_Stated exercise:_ State the number of lines that include the string "Close", and write nothing else.

_Raw records:_
━━━━━━

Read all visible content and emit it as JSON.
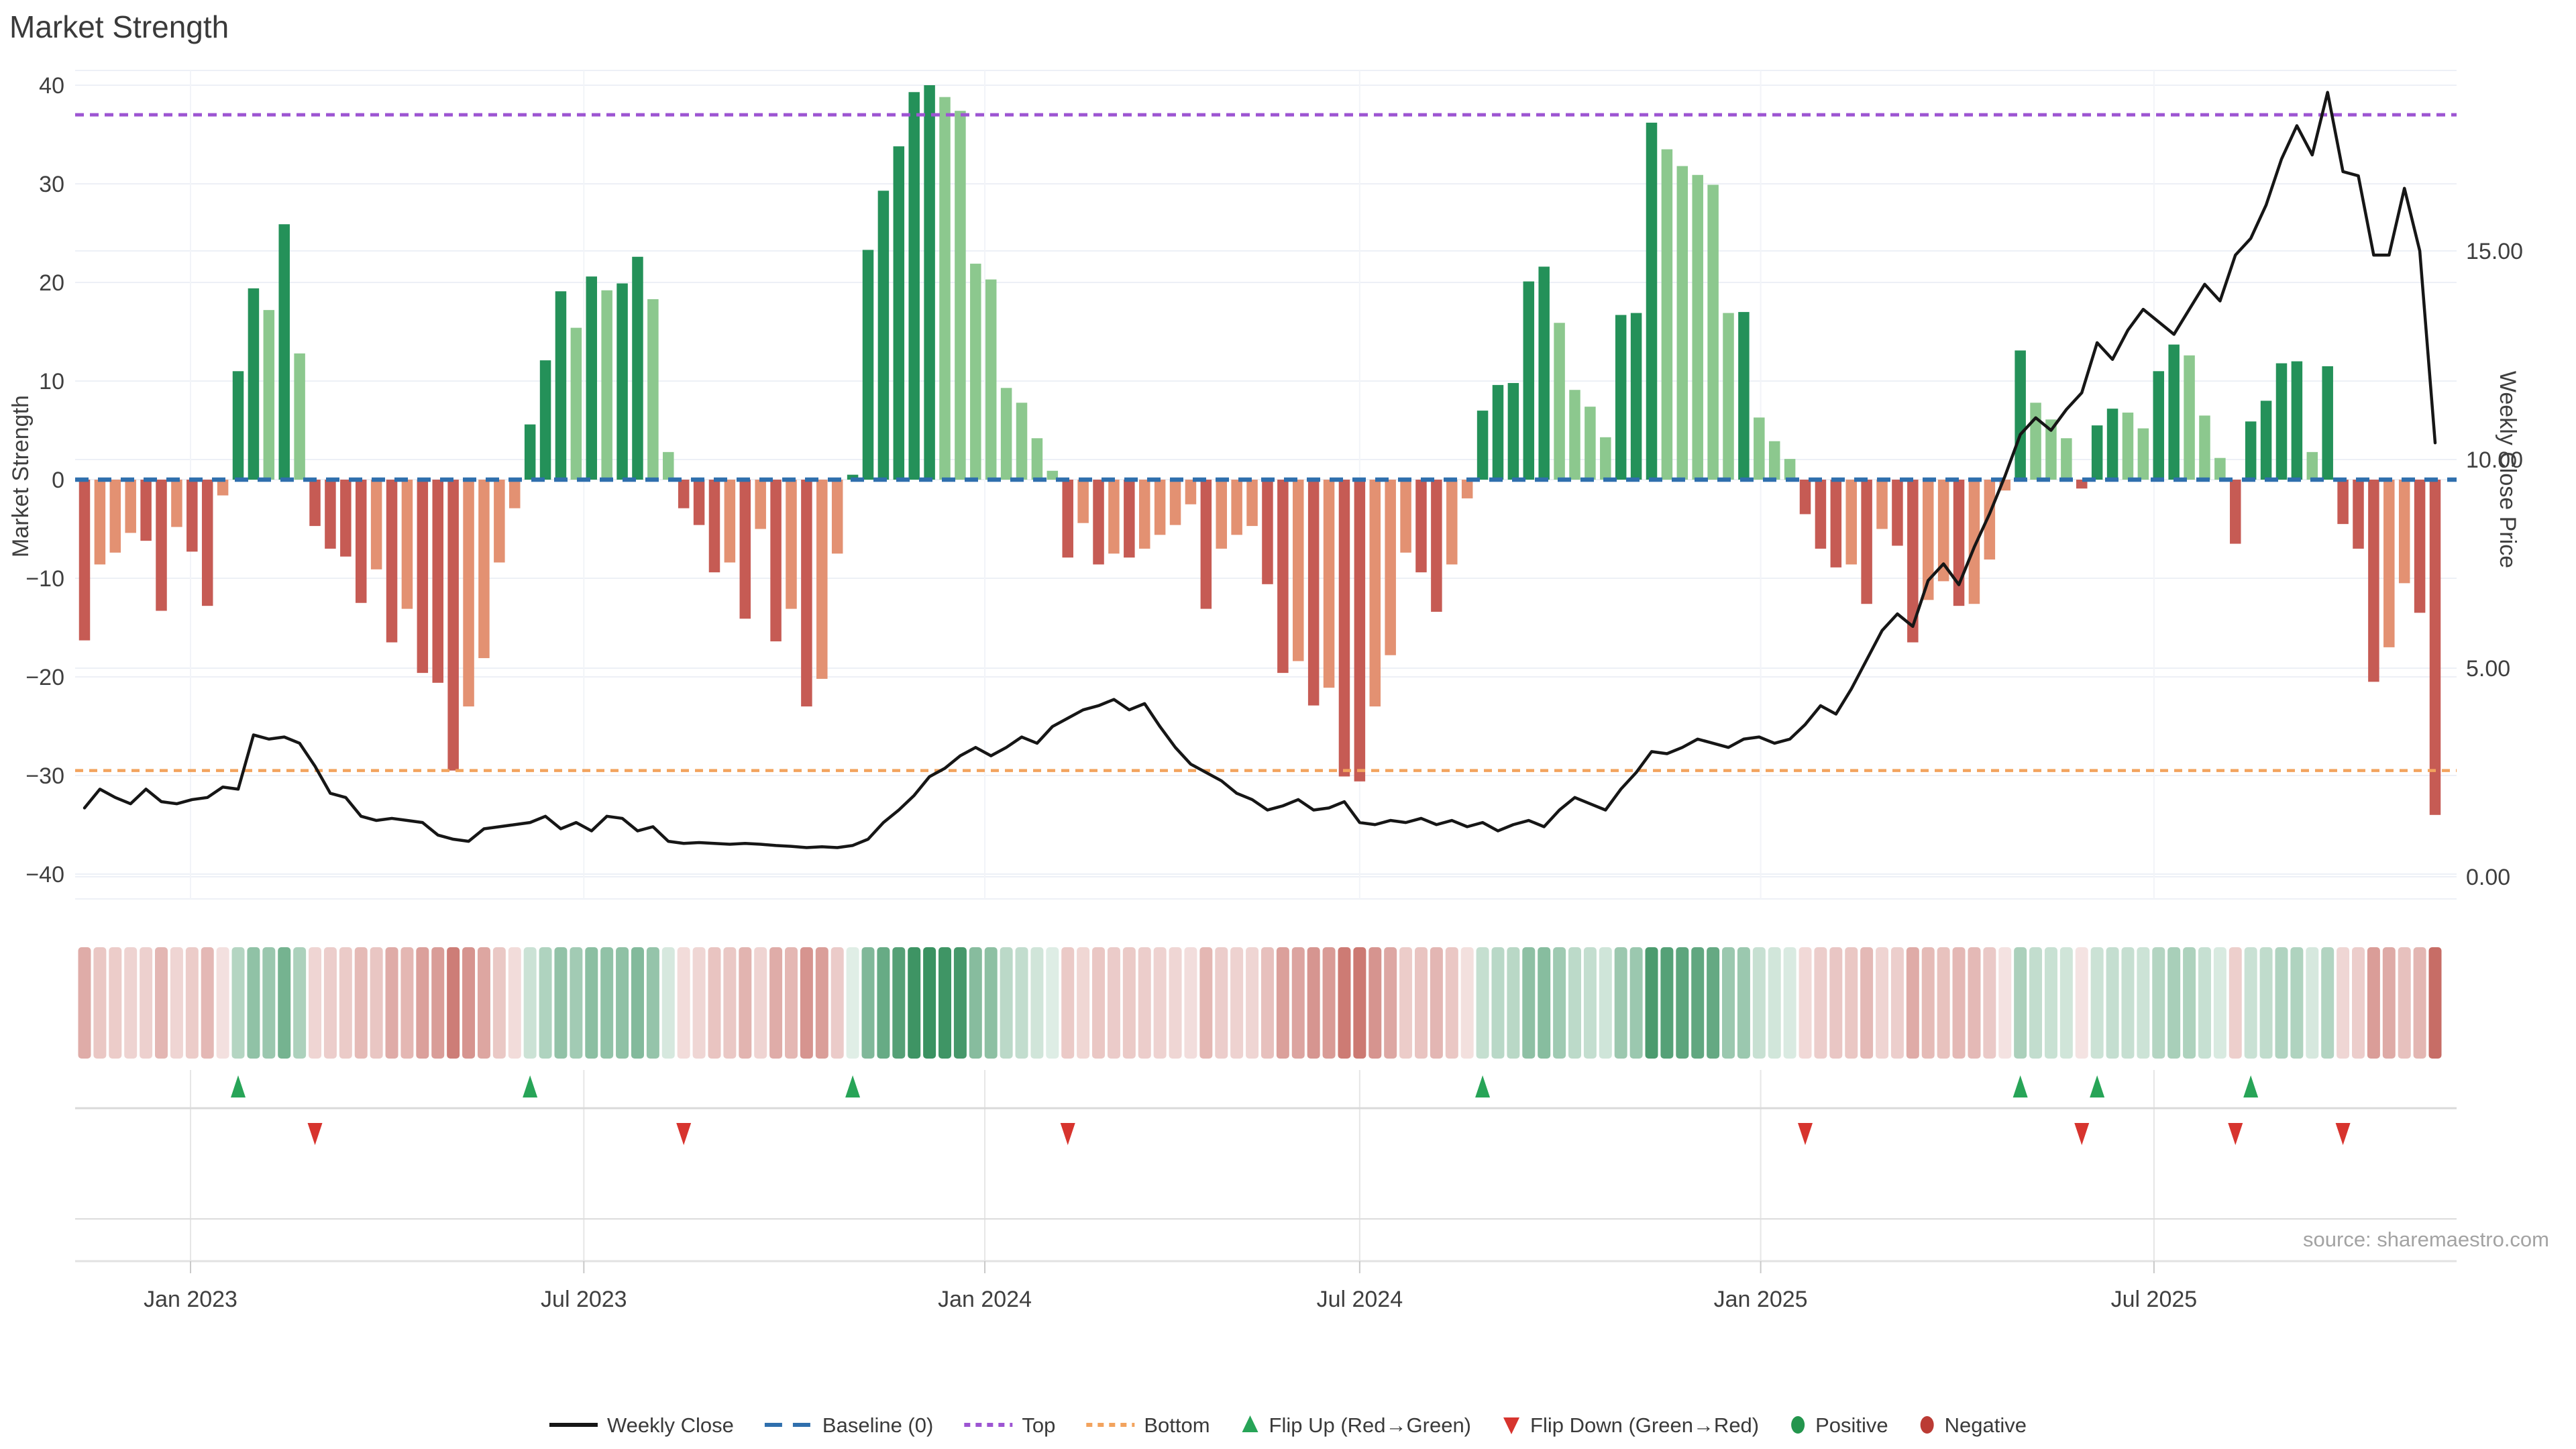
{
  "ui": {
    "title": "Market Strength",
    "y_left_title": "Market Strength",
    "y_right_title": "Weekly Close Price",
    "source": "source: sharemaestro.com"
  },
  "colors": {
    "bar_pos_dark": "#249159",
    "bar_pos_light": "#8cc88e",
    "bar_neg_dark": "#c65b54",
    "bar_neg_light": "#e39172",
    "line": "#161616",
    "baseline": "#2f6fad",
    "top": "#9d55d2",
    "bottom": "#f2a35e",
    "flip_up": "#27a457",
    "flip_down": "#d7342e",
    "positive_dot": "#23954d",
    "negative_dot": "#bb3b34",
    "heat_pos": "#2e8b57",
    "heat_neg": "#bb4d44",
    "grid": "#edf0f6",
    "grid_vertical": "#f2f4f8",
    "band_grid_vertical": "#e6e6e6",
    "band_line": "#d9d9d9",
    "axis_line": "#e2e2e2",
    "tick_mark": "#c9c9c9",
    "text": "#3f3f3f",
    "title_text": "#3a3a3a",
    "source_text": "#a3a3a3"
  },
  "chart_data": {
    "type": "bar+line",
    "title": "Market Strength",
    "x_unit": "week",
    "xlabel": "",
    "ylabel_left": "Market Strength",
    "ylabel_right": "Weekly Close Price",
    "ylim_left": [
      -42.5,
      41.5
    ],
    "ylim_right": [
      0,
      19.3
    ],
    "grid": true,
    "legend_position": "bottom-center",
    "x_ticks": [
      {
        "week": 6.9,
        "label": "Jan 2023"
      },
      {
        "week": 32.5,
        "label": "Jul 2023"
      },
      {
        "week": 58.6,
        "label": "Jan 2024"
      },
      {
        "week": 83.0,
        "label": "Jul 2024"
      },
      {
        "week": 109.1,
        "label": "Jan 2025"
      },
      {
        "week": 134.7,
        "label": "Jul 2025"
      }
    ],
    "left_ticks": [
      {
        "v": 40,
        "label": "40"
      },
      {
        "v": 30,
        "label": "30"
      },
      {
        "v": 20,
        "label": "20"
      },
      {
        "v": 10,
        "label": "10"
      },
      {
        "v": 0,
        "label": "0"
      },
      {
        "v": -10,
        "label": "−10"
      },
      {
        "v": -20,
        "label": "−20"
      },
      {
        "v": -30,
        "label": "−30"
      },
      {
        "v": -40,
        "label": "−40"
      }
    ],
    "right_ticks": [
      {
        "v": 15,
        "label": "15.00"
      },
      {
        "v": 10,
        "label": "10.00"
      },
      {
        "v": 5,
        "label": "5.00"
      },
      {
        "v": 0,
        "label": "0.00"
      }
    ],
    "reference_lines": {
      "baseline": 0,
      "top": 37,
      "bottom": -29.5
    },
    "series": [
      {
        "name": "Market Strength",
        "type": "bar",
        "axis": "left",
        "values": [
          -16.3,
          -8.6,
          -7.4,
          -5.4,
          -6.2,
          -13.3,
          -4.8,
          -7.3,
          -12.8,
          -1.6,
          11,
          19.4,
          17.2,
          25.9,
          12.8,
          -4.7,
          -7,
          -7.8,
          -12.5,
          -9.1,
          -16.5,
          -13.1,
          -19.6,
          -20.6,
          -29.5,
          -23,
          -18.1,
          -8.4,
          -2.9,
          5.6,
          12.1,
          19.1,
          15.4,
          20.6,
          19.2,
          19.9,
          22.6,
          18.3,
          2.8,
          -2.9,
          -4.6,
          -9.4,
          -8.4,
          -14.1,
          -5,
          -16.4,
          -13.1,
          -23,
          -20.2,
          -7.5,
          0.5,
          23.3,
          29.3,
          33.8,
          39.3,
          40,
          38.8,
          37.4,
          21.9,
          20.3,
          9.3,
          7.8,
          4.2,
          0.9,
          -7.9,
          -4.4,
          -8.6,
          -7.5,
          -7.9,
          -7,
          -5.6,
          -4.6,
          -2.5,
          -13.1,
          -7,
          -5.6,
          -4.7,
          -10.6,
          -19.6,
          -18.4,
          -22.9,
          -21.1,
          -30.1,
          -30.6,
          -23,
          -17.8,
          -7.4,
          -9.4,
          -13.4,
          -8.6,
          -1.9,
          7,
          9.6,
          9.8,
          20.1,
          21.6,
          15.9,
          9.1,
          7.4,
          4.3,
          16.7,
          16.9,
          36.2,
          33.5,
          31.8,
          30.9,
          29.9,
          16.9,
          17,
          6.3,
          3.9,
          2.1,
          -3.5,
          -7,
          -8.9,
          -8.6,
          -12.6,
          -5,
          -6.7,
          -16.5,
          -12.2,
          -10.3,
          -12.8,
          -12.6,
          -8.1,
          -1.1,
          13.1,
          7.8,
          6.1,
          4.2,
          -0.9,
          5.5,
          7.2,
          6.8,
          5.2,
          11,
          13.7,
          12.6,
          6.5,
          2.2,
          -6.5,
          5.9,
          8,
          11.8,
          12,
          2.8,
          11.5,
          -4.5,
          -7,
          -20.5,
          -17,
          -10.5,
          -13.5,
          -34
        ]
      },
      {
        "name": "Weekly Close",
        "type": "line",
        "axis": "right",
        "values": [
          1.65,
          2.1,
          1.9,
          1.75,
          2.1,
          1.8,
          1.75,
          1.85,
          1.9,
          2.15,
          2.1,
          3.4,
          3.3,
          3.35,
          3.2,
          2.65,
          2.0,
          1.9,
          1.45,
          1.35,
          1.4,
          1.35,
          1.3,
          1.0,
          0.9,
          0.85,
          1.15,
          1.2,
          1.25,
          1.3,
          1.45,
          1.15,
          1.3,
          1.1,
          1.45,
          1.4,
          1.1,
          1.2,
          0.85,
          0.8,
          0.82,
          0.8,
          0.78,
          0.8,
          0.78,
          0.75,
          0.73,
          0.7,
          0.72,
          0.7,
          0.75,
          0.9,
          1.3,
          1.6,
          1.95,
          2.4,
          2.6,
          2.9,
          3.1,
          2.9,
          3.1,
          3.35,
          3.2,
          3.6,
          3.8,
          4.0,
          4.1,
          4.25,
          4.0,
          4.15,
          3.6,
          3.1,
          2.7,
          2.5,
          2.3,
          2.0,
          1.85,
          1.6,
          1.7,
          1.85,
          1.6,
          1.65,
          1.8,
          1.3,
          1.25,
          1.35,
          1.3,
          1.4,
          1.25,
          1.35,
          1.2,
          1.3,
          1.1,
          1.25,
          1.35,
          1.2,
          1.6,
          1.9,
          1.75,
          1.6,
          2.1,
          2.5,
          3.0,
          2.95,
          3.1,
          3.3,
          3.2,
          3.1,
          3.3,
          3.35,
          3.2,
          3.3,
          3.65,
          4.1,
          3.9,
          4.5,
          5.2,
          5.9,
          6.3,
          6.0,
          7.1,
          7.5,
          7.0,
          7.9,
          8.7,
          9.6,
          10.6,
          11.0,
          10.7,
          11.2,
          11.6,
          12.8,
          12.4,
          13.1,
          13.6,
          13.3,
          13.0,
          13.6,
          14.2,
          13.8,
          14.9,
          15.3,
          16.1,
          17.2,
          18.0,
          17.3,
          18.8,
          16.9,
          16.8,
          14.9,
          14.9,
          16.5,
          15.0,
          10.4
        ]
      }
    ],
    "heatmap_strip": "derived: color intensity proportional to |Market Strength| / 40, green positive, red negative",
    "flip_markers": "derived from bar sign changes: up = red to green, down = green to red"
  },
  "legend": {
    "items": [
      {
        "kind": "line",
        "label": "Weekly Close",
        "color_key": "line"
      },
      {
        "kind": "dash",
        "label": "Baseline (0)",
        "color_key": "baseline"
      },
      {
        "kind": "dots",
        "label": "Top",
        "color_key": "top"
      },
      {
        "kind": "dots",
        "label": "Bottom",
        "color_key": "bottom"
      },
      {
        "kind": "tri-up",
        "label": "Flip Up (Red→Green)",
        "color_key": "flip_up"
      },
      {
        "kind": "tri-down",
        "label": "Flip Down (Green→Red)",
        "color_key": "flip_down"
      },
      {
        "kind": "circle",
        "label": "Positive",
        "color_key": "positive_dot"
      },
      {
        "kind": "circle",
        "label": "Negative",
        "color_key": "negative_dot"
      }
    ]
  }
}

━━━━━━

_Solution to this exercise:_ 4